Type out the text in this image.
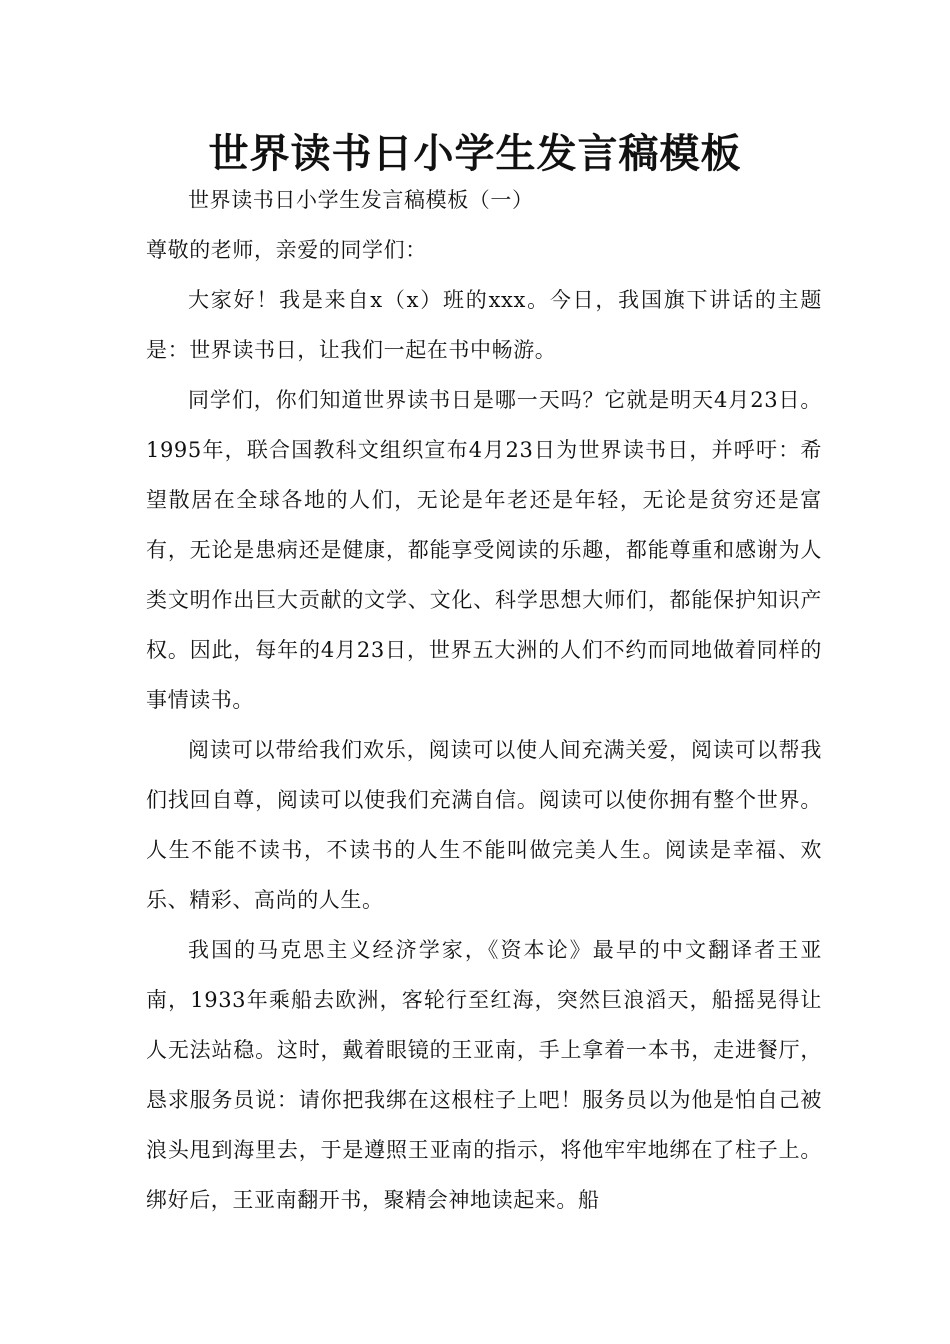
世界读书日小学生发言稿模板

世界读书日小学生发言稿模板（一）

尊敬的老师，亲爱的同学们：

大家好！我是来自x（x）班的xxx。今日，我国旗下讲话的主题是：世界读书日，让我们一起在书中畅游。

同学们，你们知道世界读书日是哪一天吗？它就是明天4月23日。1995年，联合国教科文组织宣布4月23日为世界读书日，并呼吁：希望散居在全球各地的人们，无论是年老还是年轻，无论是贫穷还是富有，无论是患病还是健康，都能享受阅读的乐趣，都能尊重和感谢为人类文明作出巨大贡献的文学、文化、科学思想大师们，都能保护知识产权。因此，每年的4月23日，世界五大洲的人们不约而同地做着同样的事情读书。

阅读可以带给我们欢乐，阅读可以使人间充满关爱，阅读可以帮我们找回自尊，阅读可以使我们充满自信。阅读可以使你拥有整个世界。人生不能不读书，不读书的人生不能叫做完美人生。阅读是幸福、欢乐、精彩、高尚的人生。

我国的马克思主义经济学家，《资本论》最早的中文翻译者王亚南，1933年乘船去欧洲，客轮行至红海，突然巨浪滔天，船摇晃得让人无法站稳。这时，戴着眼镜的王亚南，手上拿着一本书，走进餐厅，恳求服务员说：请你把我绑在这根柱子上吧！服务员以为他是怕自己被浪头甩到海里去，于是遵照王亚南的指示，将他牢牢地绑在了柱子上。绑好后，王亚南翻开书，聚精会神地读起来。船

==============================

Short exercise – Copy out all the entries exactly. Images stay out of the copy.

Response to the exercise –
Type out the text in this image.
世界读书日小学生发言稿模板

世界读书日小学生发言稿模板（一）

尊敬的老师，亲爱的同学们：

大家好！我是来自x（x）班的xxx。今日，我国旗下讲话的主题是：世界读书日，让我们一起在书中畅游。

同学们，你们知道世界读书日是哪一天吗？它就是明天4月23日。1995年，联合国教科文组织宣布4月23日为世界读书日，并呼吁：希望散居在全球各地的人们，无论是年老还是年轻，无论是贫穷还是富有，无论是患病还是健康，都能享受阅读的乐趣，都能尊重和感谢为人类文明作出巨大贡献的文学、文化、科学思想大师们，都能保护知识产权。因此，每年的4月23日，世界五大洲的人们不约而同地做着同样的事情读书。

阅读可以带给我们欢乐，阅读可以使人间充满关爱，阅读可以帮我们找回自尊，阅读可以使我们充满自信。阅读可以使你拥有整个世界。人生不能不读书，不读书的人生不能叫做完美人生。阅读是幸福、欢乐、精彩、高尚的人生。

我国的马克思主义经济学家，《资本论》最早的中文翻译者王亚南，1933年乘船去欧洲，客轮行至红海，突然巨浪滔天，船摇晃得让人无法站稳。这时，戴着眼镜的王亚南，手上拿着一本书，走进餐厅，恳求服务员说：请你把我绑在这根柱子上吧！服务员以为他是怕自己被浪头甩到海里去，于是遵照王亚南的指示，将他牢牢地绑在了柱子上。绑好后，王亚南翻开书，聚精会神地读起来。船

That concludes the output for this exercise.